## WHAT YOU WILL DO
Give back all the data exactly, line by line.

## Start DATA EXTRACT

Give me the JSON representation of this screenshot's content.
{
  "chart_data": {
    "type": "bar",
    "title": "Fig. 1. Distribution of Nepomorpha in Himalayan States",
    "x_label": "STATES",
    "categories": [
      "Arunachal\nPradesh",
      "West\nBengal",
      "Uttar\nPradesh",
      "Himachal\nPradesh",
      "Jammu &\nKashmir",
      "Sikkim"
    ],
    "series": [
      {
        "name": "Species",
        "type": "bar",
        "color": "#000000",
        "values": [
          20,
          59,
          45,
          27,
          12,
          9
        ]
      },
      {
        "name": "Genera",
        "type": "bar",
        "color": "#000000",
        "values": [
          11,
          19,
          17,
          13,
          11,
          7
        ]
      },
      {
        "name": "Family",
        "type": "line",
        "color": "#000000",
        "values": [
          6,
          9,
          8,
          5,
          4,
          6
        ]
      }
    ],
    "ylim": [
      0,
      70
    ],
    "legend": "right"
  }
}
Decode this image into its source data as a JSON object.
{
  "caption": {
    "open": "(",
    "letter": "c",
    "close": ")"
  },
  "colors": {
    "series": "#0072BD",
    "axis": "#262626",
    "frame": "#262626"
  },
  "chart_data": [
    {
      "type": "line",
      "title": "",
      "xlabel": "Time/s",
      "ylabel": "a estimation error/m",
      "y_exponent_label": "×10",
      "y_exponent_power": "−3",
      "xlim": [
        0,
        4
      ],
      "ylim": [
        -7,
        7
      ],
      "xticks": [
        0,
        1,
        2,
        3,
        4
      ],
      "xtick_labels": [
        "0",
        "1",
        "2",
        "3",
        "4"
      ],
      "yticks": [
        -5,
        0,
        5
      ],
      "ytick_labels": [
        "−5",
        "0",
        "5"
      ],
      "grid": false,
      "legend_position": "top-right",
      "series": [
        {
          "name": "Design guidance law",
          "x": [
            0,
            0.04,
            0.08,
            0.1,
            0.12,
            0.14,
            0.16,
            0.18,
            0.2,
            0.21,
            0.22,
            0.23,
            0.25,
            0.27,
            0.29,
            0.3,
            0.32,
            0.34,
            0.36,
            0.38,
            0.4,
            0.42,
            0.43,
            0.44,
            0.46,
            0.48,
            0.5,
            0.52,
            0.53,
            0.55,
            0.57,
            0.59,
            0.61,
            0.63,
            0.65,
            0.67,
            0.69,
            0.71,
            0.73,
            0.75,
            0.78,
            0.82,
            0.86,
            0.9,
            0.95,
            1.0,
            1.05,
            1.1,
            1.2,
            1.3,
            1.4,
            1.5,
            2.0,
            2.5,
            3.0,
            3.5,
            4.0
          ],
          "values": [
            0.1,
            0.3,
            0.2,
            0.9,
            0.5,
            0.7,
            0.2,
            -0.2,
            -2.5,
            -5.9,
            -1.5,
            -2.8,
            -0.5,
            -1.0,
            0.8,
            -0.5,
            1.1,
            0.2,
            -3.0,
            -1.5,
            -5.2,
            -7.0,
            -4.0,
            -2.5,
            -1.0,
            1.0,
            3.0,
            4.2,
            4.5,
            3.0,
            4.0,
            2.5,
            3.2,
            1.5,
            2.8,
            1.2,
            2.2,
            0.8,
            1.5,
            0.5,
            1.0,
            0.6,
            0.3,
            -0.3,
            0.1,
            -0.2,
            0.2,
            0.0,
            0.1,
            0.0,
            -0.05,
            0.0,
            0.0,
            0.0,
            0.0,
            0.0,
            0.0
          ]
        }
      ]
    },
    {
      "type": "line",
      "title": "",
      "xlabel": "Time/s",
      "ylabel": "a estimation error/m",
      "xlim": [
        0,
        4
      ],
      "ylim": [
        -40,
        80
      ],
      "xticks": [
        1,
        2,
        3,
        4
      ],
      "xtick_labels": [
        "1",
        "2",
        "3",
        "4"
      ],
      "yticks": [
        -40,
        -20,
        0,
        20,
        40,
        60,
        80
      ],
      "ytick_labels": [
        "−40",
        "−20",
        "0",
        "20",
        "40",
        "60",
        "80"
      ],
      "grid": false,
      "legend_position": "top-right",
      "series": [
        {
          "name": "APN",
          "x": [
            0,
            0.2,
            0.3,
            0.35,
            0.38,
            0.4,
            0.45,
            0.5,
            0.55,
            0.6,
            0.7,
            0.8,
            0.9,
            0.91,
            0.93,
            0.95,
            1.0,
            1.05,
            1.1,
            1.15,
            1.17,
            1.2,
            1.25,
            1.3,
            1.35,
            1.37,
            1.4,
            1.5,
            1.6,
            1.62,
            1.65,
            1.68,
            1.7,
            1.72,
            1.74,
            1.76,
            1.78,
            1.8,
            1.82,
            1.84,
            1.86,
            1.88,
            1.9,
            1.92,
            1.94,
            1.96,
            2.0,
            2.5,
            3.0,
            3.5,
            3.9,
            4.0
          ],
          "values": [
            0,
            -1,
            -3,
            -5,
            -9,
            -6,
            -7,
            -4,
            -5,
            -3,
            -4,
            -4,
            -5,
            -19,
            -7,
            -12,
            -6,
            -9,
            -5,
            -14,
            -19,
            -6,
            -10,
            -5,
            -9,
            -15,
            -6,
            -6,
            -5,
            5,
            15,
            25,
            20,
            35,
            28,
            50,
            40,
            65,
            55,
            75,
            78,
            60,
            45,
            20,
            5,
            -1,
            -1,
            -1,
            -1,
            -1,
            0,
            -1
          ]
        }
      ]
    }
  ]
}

## End DATA EXTRACT

## OUTPUT FOR THIS TASK
Give me the JSON representation of this screenshot's content.
{
  "chart_data": {
    "type": "bar",
    "title": "Fig. 1. Distribution of Nepomorpha in Himalayan States",
    "x_label": "STATES",
    "categories": [
      "Arunachal\nPradesh",
      "West\nBengal",
      "Uttar\nPradesh",
      "Himachal\nPradesh",
      "Jammu &\nKashmir",
      "Sikkim"
    ],
    "series": [
      {
        "name": "Species",
        "type": "bar",
        "color": "#000000",
        "values": [
          20,
          59,
          45,
          27,
          12,
          9
        ]
      },
      {
        "name": "Genera",
        "type": "bar",
        "color": "#000000",
        "values": [
          11,
          19,
          17,
          13,
          11,
          7
        ]
      },
      {
        "name": "Family",
        "type": "line",
        "color": "#000000",
        "values": [
          6,
          9,
          8,
          5,
          4,
          6
        ]
      }
    ],
    "ylim": [
      0,
      70
    ],
    "legend": "right"
  }
}
Decode this image into its source data as a JSON object.
{
  "caption": {
    "open": "(",
    "letter": "c",
    "close": ")"
  },
  "colors": {
    "series": "#0072BD",
    "axis": "#262626",
    "frame": "#262626"
  },
  "chart_data": [
    {
      "type": "line",
      "title": "",
      "xlabel": "Time/s",
      "ylabel": "a estimation error/m",
      "y_exponent_label": "×10",
      "y_exponent_power": "−3",
      "xlim": [
        0,
        4
      ],
      "ylim": [
        -7,
        7
      ],
      "xticks": [
        0,
        1,
        2,
        3,
        4
      ],
      "xtick_labels": [
        "0",
        "1",
        "2",
        "3",
        "4"
      ],
      "yticks": [
        -5,
        0,
        5
      ],
      "ytick_labels": [
        "−5",
        "0",
        "5"
      ],
      "grid": false,
      "legend_position": "top-right",
      "series": [
        {
          "name": "Design guidance law",
          "x": [
            0,
            0.04,
            0.08,
            0.1,
            0.12,
            0.14,
            0.16,
            0.18,
            0.2,
            0.21,
            0.22,
            0.23,
            0.25,
            0.27,
            0.29,
            0.3,
            0.32,
            0.34,
            0.36,
            0.38,
            0.4,
            0.42,
            0.43,
            0.44,
            0.46,
            0.48,
            0.5,
            0.52,
            0.53,
            0.55,
            0.57,
            0.59,
            0.61,
            0.63,
            0.65,
            0.67,
            0.69,
            0.71,
            0.73,
            0.75,
            0.78,
            0.82,
            0.86,
            0.9,
            0.95,
            1.0,
            1.05,
            1.1,
            1.2,
            1.3,
            1.4,
            1.5,
            2.0,
            2.5,
            3.0,
            3.5,
            4.0
          ],
          "values": [
            0.1,
            0.3,
            0.2,
            0.9,
            0.5,
            0.7,
            0.2,
            -0.2,
            -2.5,
            -5.9,
            -1.5,
            -2.8,
            -0.5,
            -1.0,
            0.8,
            -0.5,
            1.1,
            0.2,
            -3.0,
            -1.5,
            -5.2,
            -7.0,
            -4.0,
            -2.5,
            -1.0,
            1.0,
            3.0,
            4.2,
            4.5,
            3.0,
            4.0,
            2.5,
            3.2,
            1.5,
            2.8,
            1.2,
            2.2,
            0.8,
            1.5,
            0.5,
            1.0,
            0.6,
            0.3,
            -0.3,
            0.1,
            -0.2,
            0.2,
            0.0,
            0.1,
            0.0,
            -0.05,
            0.0,
            0.0,
            0.0,
            0.0,
            0.0,
            0.0
          ]
        }
      ]
    },
    {
      "type": "line",
      "title": "",
      "xlabel": "Time/s",
      "ylabel": "a estimation error/m",
      "xlim": [
        0,
        4
      ],
      "ylim": [
        -40,
        80
      ],
      "xticks": [
        1,
        2,
        3,
        4
      ],
      "xtick_labels": [
        "1",
        "2",
        "3",
        "4"
      ],
      "yticks": [
        -40,
        -20,
        0,
        20,
        40,
        60,
        80
      ],
      "ytick_labels": [
        "−40",
        "−20",
        "0",
        "20",
        "40",
        "60",
        "80"
      ],
      "grid": false,
      "legend_position": "top-right",
      "series": [
        {
          "name": "APN",
          "x": [
            0,
            0.2,
            0.3,
            0.35,
            0.38,
            0.4,
            0.45,
            0.5,
            0.55,
            0.6,
            0.7,
            0.8,
            0.9,
            0.91,
            0.93,
            0.95,
            1.0,
            1.05,
            1.1,
            1.15,
            1.17,
            1.2,
            1.25,
            1.3,
            1.35,
            1.37,
            1.4,
            1.5,
            1.6,
            1.62,
            1.65,
            1.68,
            1.7,
            1.72,
            1.74,
            1.76,
            1.78,
            1.8,
            1.82,
            1.84,
            1.86,
            1.88,
            1.9,
            1.92,
            1.94,
            1.96,
            2.0,
            2.5,
            3.0,
            3.5,
            3.9,
            4.0
          ],
          "values": [
            0,
            -1,
            -3,
            -5,
            -9,
            -6,
            -7,
            -4,
            -5,
            -3,
            -4,
            -4,
            -5,
            -19,
            -7,
            -12,
            -6,
            -9,
            -5,
            -14,
            -19,
            -6,
            -10,
            -5,
            -9,
            -15,
            -6,
            -6,
            -5,
            5,
            15,
            25,
            20,
            35,
            28,
            50,
            40,
            65,
            55,
            75,
            78,
            60,
            45,
            20,
            5,
            -1,
            -1,
            -1,
            -1,
            -1,
            0,
            -1
          ]
        }
      ]
    }
  ]
}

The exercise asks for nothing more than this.